• **TASK BRIEF**: Without the pictures, print each of the records below exactly as it appears.

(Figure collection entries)
⟨

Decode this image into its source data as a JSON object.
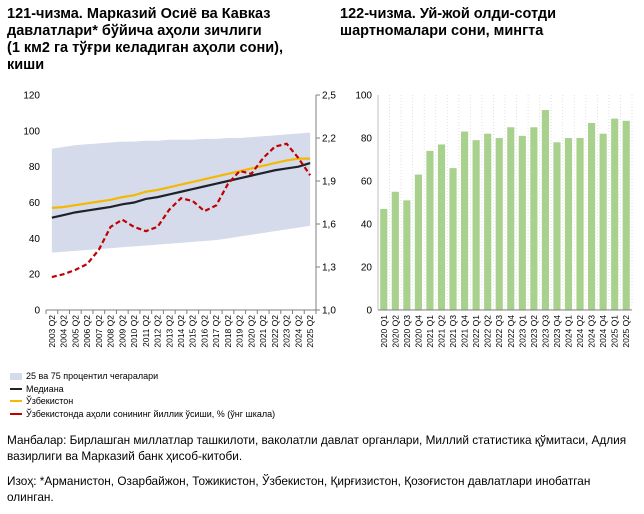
{
  "left_chart": {
    "title_lines": [
      "121-чизма. Марказий Осиё ва Кавказ",
      "давлатлари* бўйича аҳоли зичлиги",
      "(1 км2 га тўғри келадиган аҳоли сони),",
      "киши"
    ],
    "legend": [
      "25 ва 75 процентил чегаралари",
      "Медиана",
      "Ўзбекистон",
      "Ўзбекистонда аҳоли сонининг йиллик ўсиши, % (ўнг шкала)"
    ]
  },
  "right_chart": {
    "title_lines": [
      "122-чизма. Уй-жой олди-сотди",
      "шартномалари сони, мингта"
    ]
  },
  "notes": {
    "source": "Манбалар: Бирлашган миллатлар ташкилоти, ваколатли давлат органлари, Миллий статистика қўмитаси, Адлия вазирлиги ва Марказий банк ҳисоб-китоби.",
    "remark": "Изоҳ: *Арманистон, Озарбайжон, Тожикистон, Ўзбекистон, Қирғизистон, Қозоғистон давлатлари инобатган олинган."
  },
  "chart_data": [
    {
      "type": "line",
      "title": "121-чизма. Марказий Осиё ва Кавказ давлатлари* бўйича аҳоли зичлиги (1 км2 га тўғри келадиган аҳоли сони), киши",
      "x": [
        "2003 Q2",
        "2004 Q2",
        "2005 Q2",
        "2006 Q2",
        "2007 Q2",
        "2008 Q2",
        "2009 Q2",
        "2010 Q2",
        "2011 Q2",
        "2012 Q2",
        "2013 Q2",
        "2014 Q2",
        "2015 Q2",
        "2016 Q2",
        "2017 Q2",
        "2018 Q2",
        "2019 Q2",
        "2020 Q2",
        "2021 Q2",
        "2022 Q2",
        "2023 Q2",
        "2024 Q2",
        "2025 Q2"
      ],
      "ylim": [
        0,
        120
      ],
      "yticks": [
        "0",
        "20",
        "40",
        "60",
        "80",
        "100",
        "120"
      ],
      "y2lim": [
        1.0,
        2.5
      ],
      "y2ticks": [
        "1,0",
        "1,3",
        "1,6",
        "1,9",
        "2,2",
        "2,5"
      ],
      "series": [
        {
          "name": "25 ва 75 процентил чегаралари (25)",
          "axis": "left",
          "values": [
            32,
            32.5,
            33,
            33.5,
            34,
            34.5,
            35,
            35.5,
            36,
            36.5,
            37,
            37.5,
            38,
            38.5,
            39,
            40,
            41,
            42,
            43,
            44,
            45,
            46,
            47
          ]
        },
        {
          "name": "25 ва 75 процентил чегаралари (75)",
          "axis": "left",
          "values": [
            90,
            91,
            92,
            92.5,
            93,
            93.5,
            94,
            94,
            94.5,
            94.5,
            95,
            95,
            95,
            95.5,
            95.5,
            96,
            96,
            96.5,
            97,
            97.5,
            98,
            98.5,
            99
          ]
        },
        {
          "name": "Медиана",
          "axis": "left",
          "values": [
            51.5,
            53,
            54.5,
            55.5,
            56.5,
            57.5,
            59,
            60,
            62,
            63,
            64.5,
            66,
            67.5,
            69,
            70.5,
            72,
            73.5,
            75,
            76.5,
            78,
            79,
            80,
            82
          ]
        },
        {
          "name": "Ўзбекистон",
          "axis": "left",
          "values": [
            57,
            57.5,
            58.5,
            59.5,
            60.5,
            61.5,
            63,
            64,
            66,
            67,
            68.5,
            70,
            71.5,
            73,
            74.5,
            76,
            77.5,
            79,
            80.5,
            82,
            83.5,
            84.5,
            84.5
          ]
        },
        {
          "name": "Ўзбекистонда аҳоли сонининг йиллик ўсиши, % (ўнг шкала)",
          "axis": "right",
          "values": [
            1.23,
            1.25,
            1.28,
            1.32,
            1.42,
            1.58,
            1.63,
            1.58,
            1.55,
            1.58,
            1.7,
            1.78,
            1.76,
            1.69,
            1.73,
            1.88,
            1.97,
            1.95,
            2.06,
            2.14,
            2.16,
            2.06,
            1.94
          ]
        }
      ]
    },
    {
      "type": "bar",
      "title": "122-чизма. Уй-жой олди-сотди шартномалари сони, мингта",
      "categories": [
        "2020 Q1",
        "2020 Q2",
        "2020 Q3",
        "2020 Q4",
        "2021 Q1",
        "2021 Q2",
        "2021 Q3",
        "2021 Q4",
        "2022 Q1",
        "2022 Q2",
        "2022 Q3",
        "2022 Q4",
        "2023 Q1",
        "2023 Q2",
        "2023 Q3",
        "2023 Q4",
        "2024 Q1",
        "2024 Q2",
        "2024 Q3",
        "2024 Q4",
        "2025 Q1",
        "2025 Q2"
      ],
      "values": [
        47,
        55,
        51,
        63,
        74,
        77,
        66,
        83,
        79,
        82,
        80,
        85,
        81,
        85,
        93,
        78,
        80,
        80,
        87,
        82,
        89,
        88
      ],
      "ylim": [
        0,
        100
      ],
      "yticks": [
        "0",
        "20",
        "40",
        "60",
        "80",
        "100"
      ],
      "color": "#a9d18e"
    }
  ]
}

⟩

• **RESULT FOR THIS TASK**:
Decode this image into its source data as a JSON object.
{
  "left_chart": {
    "title_lines": [
      "121-чизма. Марказий Осиё ва Кавказ",
      "давлатлари* бўйича аҳоли зичлиги",
      "(1 км2 га тўғри келадиган аҳоли сони),",
      "киши"
    ],
    "legend": [
      "25 ва 75 процентил чегаралари",
      "Медиана",
      "Ўзбекистон",
      "Ўзбекистонда аҳоли сонининг йиллик ўсиши, % (ўнг шкала)"
    ]
  },
  "right_chart": {
    "title_lines": [
      "122-чизма. Уй-жой олди-сотди",
      "шартномалари сони, мингта"
    ]
  },
  "notes": {
    "source": "Манбалар: Бирлашган миллатлар ташкилоти, ваколатли давлат органлари, Миллий статистика қўмитаси, Адлия вазирлиги ва Марказий банк ҳисоб-китоби.",
    "remark": "Изоҳ: *Арманистон, Озарбайжон, Тожикистон, Ўзбекистон, Қирғизистон, Қозоғистон давлатлари инобатган олинган."
  },
  "chart_data": [
    {
      "type": "line",
      "title": "121-чизма. Марказий Осиё ва Кавказ давлатлари* бўйича аҳоли зичлиги (1 км2 га тўғри келадиган аҳоли сони), киши",
      "x": [
        "2003 Q2",
        "2004 Q2",
        "2005 Q2",
        "2006 Q2",
        "2007 Q2",
        "2008 Q2",
        "2009 Q2",
        "2010 Q2",
        "2011 Q2",
        "2012 Q2",
        "2013 Q2",
        "2014 Q2",
        "2015 Q2",
        "2016 Q2",
        "2017 Q2",
        "2018 Q2",
        "2019 Q2",
        "2020 Q2",
        "2021 Q2",
        "2022 Q2",
        "2023 Q2",
        "2024 Q2",
        "2025 Q2"
      ],
      "ylim": [
        0,
        120
      ],
      "yticks": [
        "0",
        "20",
        "40",
        "60",
        "80",
        "100",
        "120"
      ],
      "y2lim": [
        1.0,
        2.5
      ],
      "y2ticks": [
        "1,0",
        "1,3",
        "1,6",
        "1,9",
        "2,2",
        "2,5"
      ],
      "series": [
        {
          "name": "25 ва 75 процентил чегаралари (25)",
          "axis": "left",
          "values": [
            32,
            32.5,
            33,
            33.5,
            34,
            34.5,
            35,
            35.5,
            36,
            36.5,
            37,
            37.5,
            38,
            38.5,
            39,
            40,
            41,
            42,
            43,
            44,
            45,
            46,
            47
          ]
        },
        {
          "name": "25 ва 75 процентил чегаралари (75)",
          "axis": "left",
          "values": [
            90,
            91,
            92,
            92.5,
            93,
            93.5,
            94,
            94,
            94.5,
            94.5,
            95,
            95,
            95,
            95.5,
            95.5,
            96,
            96,
            96.5,
            97,
            97.5,
            98,
            98.5,
            99
          ]
        },
        {
          "name": "Медиана",
          "axis": "left",
          "values": [
            51.5,
            53,
            54.5,
            55.5,
            56.5,
            57.5,
            59,
            60,
            62,
            63,
            64.5,
            66,
            67.5,
            69,
            70.5,
            72,
            73.5,
            75,
            76.5,
            78,
            79,
            80,
            82
          ]
        },
        {
          "name": "Ўзбекистон",
          "axis": "left",
          "values": [
            57,
            57.5,
            58.5,
            59.5,
            60.5,
            61.5,
            63,
            64,
            66,
            67,
            68.5,
            70,
            71.5,
            73,
            74.5,
            76,
            77.5,
            79,
            80.5,
            82,
            83.5,
            84.5,
            84.5
          ]
        },
        {
          "name": "Ўзбекистонда аҳоли сонининг йиллик ўсиши, % (ўнг шкала)",
          "axis": "right",
          "values": [
            1.23,
            1.25,
            1.28,
            1.32,
            1.42,
            1.58,
            1.63,
            1.58,
            1.55,
            1.58,
            1.7,
            1.78,
            1.76,
            1.69,
            1.73,
            1.88,
            1.97,
            1.95,
            2.06,
            2.14,
            2.16,
            2.06,
            1.94
          ]
        }
      ]
    },
    {
      "type": "bar",
      "title": "122-чизма. Уй-жой олди-сотди шартномалари сони, мингта",
      "categories": [
        "2020 Q1",
        "2020 Q2",
        "2020 Q3",
        "2020 Q4",
        "2021 Q1",
        "2021 Q2",
        "2021 Q3",
        "2021 Q4",
        "2022 Q1",
        "2022 Q2",
        "2022 Q3",
        "2022 Q4",
        "2023 Q1",
        "2023 Q2",
        "2023 Q3",
        "2023 Q4",
        "2024 Q1",
        "2024 Q2",
        "2024 Q3",
        "2024 Q4",
        "2025 Q1",
        "2025 Q2"
      ],
      "values": [
        47,
        55,
        51,
        63,
        74,
        77,
        66,
        83,
        79,
        82,
        80,
        85,
        81,
        85,
        93,
        78,
        80,
        80,
        87,
        82,
        89,
        88
      ],
      "ylim": [
        0,
        100
      ],
      "yticks": [
        "0",
        "20",
        "40",
        "60",
        "80",
        "100"
      ],
      "color": "#a9d18e"
    }
  ]
}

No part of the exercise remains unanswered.